**To do**
Copy out every line exactly, passing over the pictures.

━━━━━ Material

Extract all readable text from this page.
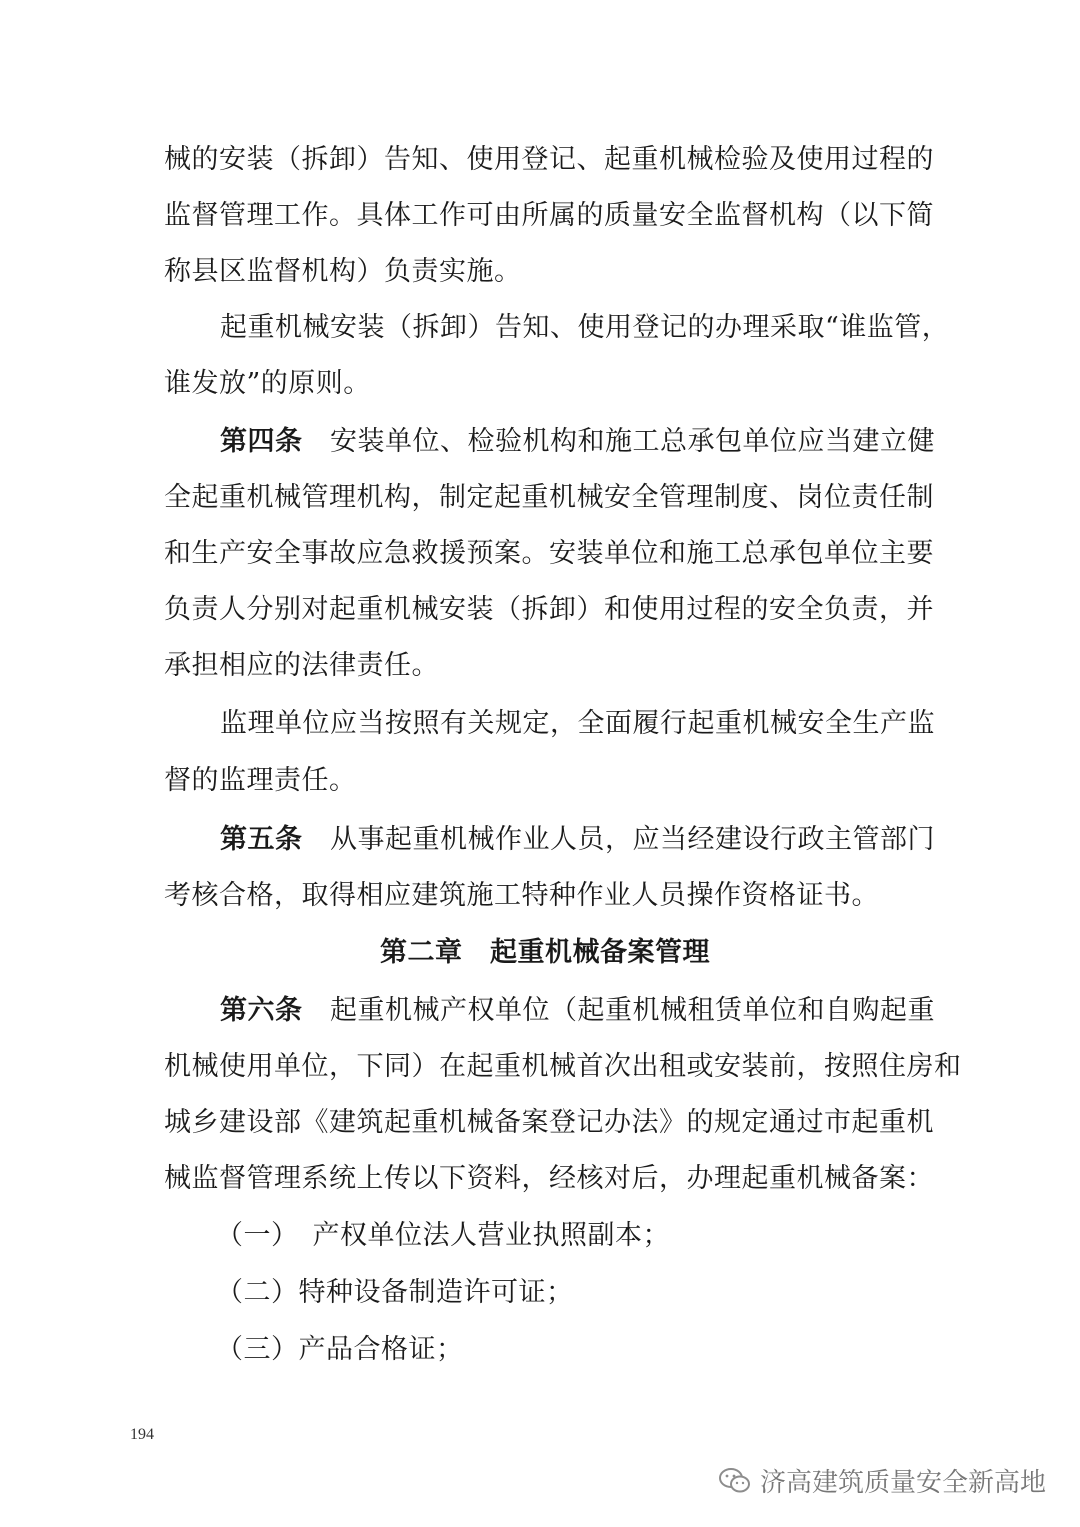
械的安装（拆卸）告知、使用登记、起重机械检验及使用过程的
监督管理工作。具体工作可由所属的质量安全监督机构（以下简
称县区监督机构）负责实施。
起重机械安装（拆卸）告知、使用登记的办理采取“谁监管，
谁发放”的原则。
第四条　 安装单位、检验机构和施工总承包单位应当建立健
全起重机械管理机构，制定起重机械安全管理制度、岗位责任制
和生产安全事故应急救援预案。安装单位和施工总承包单位主要
负责人分别对起重机械安装（拆卸）和使用过程的安全负责，并
承担相应的法律责任。
监理单位应当按照有关规定，全面履行起重机械安全生产监
督的监理责任。
第五条　 从事起重机械作业人员，应当经建设行政主管部门
考核合格，取得相应建筑施工特种作业人员操作资格证书。
第二章　起重机械备案管理
第六条　 起重机械产权单位（起重机械租赁单位和自购起重
机械使用单位，下同）在起重机械首次出租或安装前，按照住房和
城乡建设部《建筑起重机械备案登记办法》的规定通过市起重机
械监督管理系统上传以下资料，经核对后，办理起重机械备案：
（一）　产权单位法人营业执照副本；
（二）特种设备制造许可证；
（三）产品合格证；
194
济高建筑质量安全新高地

━━━━━━━━━━

**Result for this task**
Extract all readable text from this page.
械的安装（拆卸）告知、使用登记、起重机械检验及使用过程的
监督管理工作。具体工作可由所属的质量安全监督机构（以下简
称县区监督机构）负责实施。
起重机械安装（拆卸）告知、使用登记的办理采取“谁监管，
谁发放”的原则。
第四条　 安装单位、检验机构和施工总承包单位应当建立健
全起重机械管理机构，制定起重机械安全管理制度、岗位责任制
和生产安全事故应急救援预案。安装单位和施工总承包单位主要
负责人分别对起重机械安装（拆卸）和使用过程的安全负责，并
承担相应的法律责任。
监理单位应当按照有关规定，全面履行起重机械安全生产监
督的监理责任。
第五条　 从事起重机械作业人员，应当经建设行政主管部门
考核合格，取得相应建筑施工特种作业人员操作资格证书。
第二章　起重机械备案管理
第六条　 起重机械产权单位（起重机械租赁单位和自购起重
机械使用单位，下同）在起重机械首次出租或安装前，按照住房和
城乡建设部《建筑起重机械备案登记办法》的规定通过市起重机
械监督管理系统上传以下资料，经核对后，办理起重机械备案：
（一）　产权单位法人营业执照副本；
（二）特种设备制造许可证；
（三）产品合格证；
194
济高建筑质量安全新高地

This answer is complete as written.